Source records:
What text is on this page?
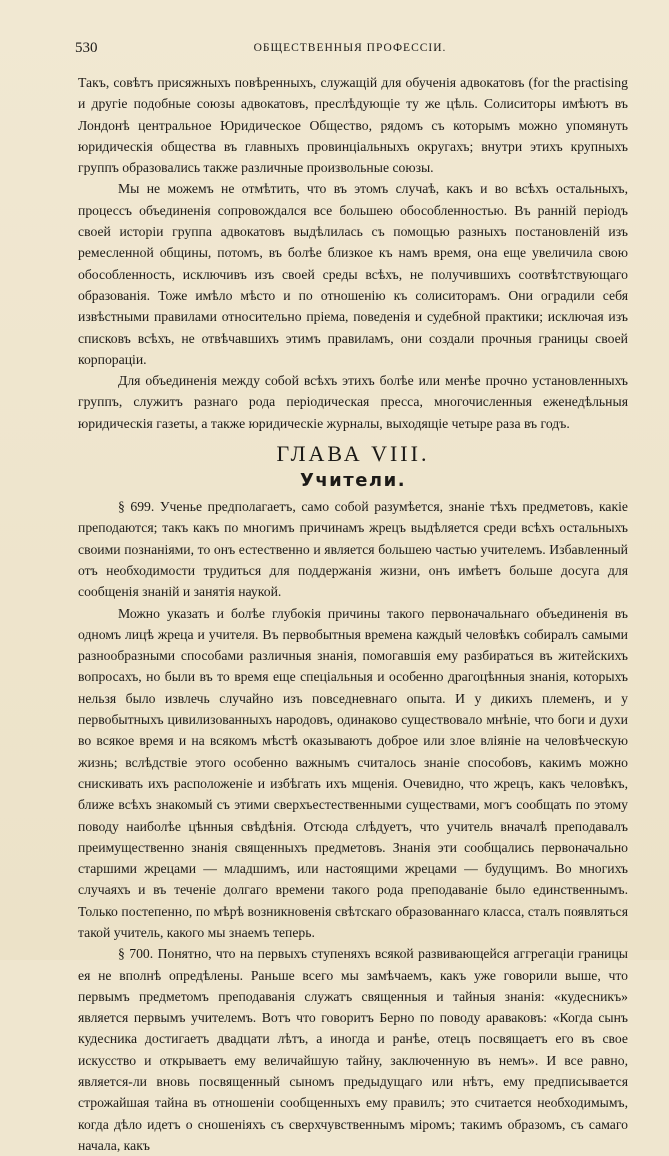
530	ОБЩЕСТВЕННЫЯ ПРОФЕССІИ.

Такъ, совѣтъ присяжныхъ повѣренныхъ, служащій для обученія адвокатовъ (for the practising и другіе подобные союзы адвокатовъ, преслѣдующіе ту же цѣль. Солиситоры имѣютъ въ Лондонѣ центральное Юридическое Общество, рядомъ съ которымъ можно упомянуть юридическія общества въ главныхъ провинціальныхъ округахъ; внутри этихъ крупныхъ группъ образовались также различные произвольные союзы.

Мы не можемъ не отмѣтить, что въ этомъ случаѣ, какъ и во всѣхъ остальныхъ, процессъ объединенія сопровождался все большею обособленностью. Въ ранній періодъ своей исторіи группа адвокатовъ выдѣлилась съ помощью разныхъ постановленій изъ ремесленной общины, потомъ, въ болѣе близкое къ намъ время, она еще увеличила свою обособленность, исключивъ изъ своей среды всѣхъ, не получившихъ соотвѣтствующаго образованія. Тоже имѣло мѣсто и по отношенію къ солиситорамъ. Они оградили себя извѣстными правилами относительно пріема, поведенія и судебной практики; исключая изъ списковъ всѣхъ, не отвѣчавшихъ этимъ правиламъ, они создали прочныя границы своей корпораціи.

Для объединенія между собой всѣхъ этихъ болѣе или менѣе прочно установленныхъ группъ, служитъ разнаго рода періодическая пресса, многочисленныя еженедѣльныя юридическія газеты, а также юридическіе журналы, выходящіе четыре раза въ годъ.

ГЛАВА VIII.
Учители.

§ 699. Ученье предполагаетъ, само собой разумѣется, знаніе тѣхъ предметовъ, какіе преподаются; такъ какъ по многимъ причинамъ жрецъ выдѣляется среди всѣхъ остальныхъ своими познаніями, то онъ естественно и является большею частью учителемъ. Избавленный отъ необходимости трудиться для поддержанія жизни, онъ имѣетъ больше досуга для сообщенія знаній и занятія наукой.

Можно указать и болѣе глубокія причины такого первоначальнаго объединенія въ одномъ лицѣ жреца и учителя. Въ первобытныя времена каждый человѣкъ собиралъ самыми разнообразными способами различныя знанія, помогавшія ему разбираться въ житейскихъ вопросахъ, но были въ то время еще спеціальныя и особенно драгоцѣнныя знанія, которыхъ нельзя было извлечь случайно изъ повседневнаго опыта. И у дикихъ племенъ, и у первобытныхъ цивилизованныхъ народовъ, одинаково существовало мнѣніе, что боги и духи во всякое время и на всякомъ мѣстѣ оказываютъ доброе или злое вліяніе на человѣческую жизнь; вслѣдствіе этого особенно важнымъ считалось знаніе способовъ, какимъ можно снискивать ихъ расположеніе и избѣгать ихъ мщенія. Очевидно, что жрецъ, какъ человѣкъ, ближе всѣхъ знакомый съ этими сверхъестественными существами, могъ сообщать по этому поводу наиболѣе цѣнныя свѣдѣнія. Отсюда слѣдуетъ, что учитель вначалѣ преподавалъ преимущественно знанія священныхъ предметовъ. Знанія эти сообщались первоначально старшими жрецами — младшимъ, или настоящими жрецами — будущимъ. Во многихъ случаяхъ и въ теченіе долгаго времени такого рода преподаваніе было единственнымъ. Только постепенно, по мѣрѣ возникновенія свѣтскаго образованнаго класса, сталъ появляться такой учитель, какого мы знаемъ теперь.

§ 700. Понятно, что на первыхъ ступеняхъ всякой развивающейся аггрегаціи границы ея не вполнѣ опредѣлены. Раньше всего мы замѣчаемъ, какъ уже говорили выше, что первымъ предметомъ преподаванія служатъ священныя и тайныя знанія: «кудесникъ» является первымъ учителемъ. Вотъ что говоритъ Берно по поводу араваковъ: «Когда сынъ кудесника достигаетъ двадцати лѣтъ, а иногда и ранѣе, отецъ посвящаетъ его въ свое искусство и открываетъ ему величайшую тайну, заключенную въ немъ». И все равно, является-ли вновь посвященный сыномъ предыдущаго или нѣтъ, ему предписывается строжайшая тайна въ отношеніи сообщенныхъ ему правилъ; это считается необходимымъ, когда дѣло идетъ о сношеніяхъ съ сверхчувственнымъ міромъ; такимъ образомъ, съ самаго начала, какъ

Stated goal: Search the entries for the word "учителемъ" and pick out every line that holds it.

Exercise result:
§ 699. Ученье предполагаетъ, само собой разумѣется, знаніе тѣхъ предметовъ, какіе преподаются; такъ какъ по многимъ причинамъ жрецъ выдѣляется среди всѣхъ остальныхъ своими познаніями, то онъ естественно и является большею частью учителемъ. Избавленный отъ необходимости трудиться для поддержанія жизни, онъ имѣетъ больше досуга для сообщенія знаній и занятія наукой.
§ 700. Понятно, что на первыхъ ступеняхъ всякой развивающейся аггрегаціи границы ея не вполнѣ опредѣлены. Раньше всего мы замѣчаемъ, какъ уже говорили выше, что первымъ предметомъ преподаванія служатъ священныя и тайныя знанія: «кудесникъ» является первымъ учителемъ. Вотъ что говоритъ Берно по поводу араваковъ: «Когда сынъ кудесника достигаетъ двадцати лѣтъ, а иногда и ранѣе, отецъ посвящаетъ его въ свое искусство и открываетъ ему величайшую тайну, заключенную въ немъ». И все равно, является-ли вновь посвященный сыномъ предыдущаго или нѣтъ, ему предписывается строжайшая тайна въ отношеніи сообщенныхъ ему правилъ; это считается необходимымъ, когда дѣло идетъ о сношеніяхъ съ сверхчувственнымъ міромъ; такимъ образомъ, съ самаго начала, какъ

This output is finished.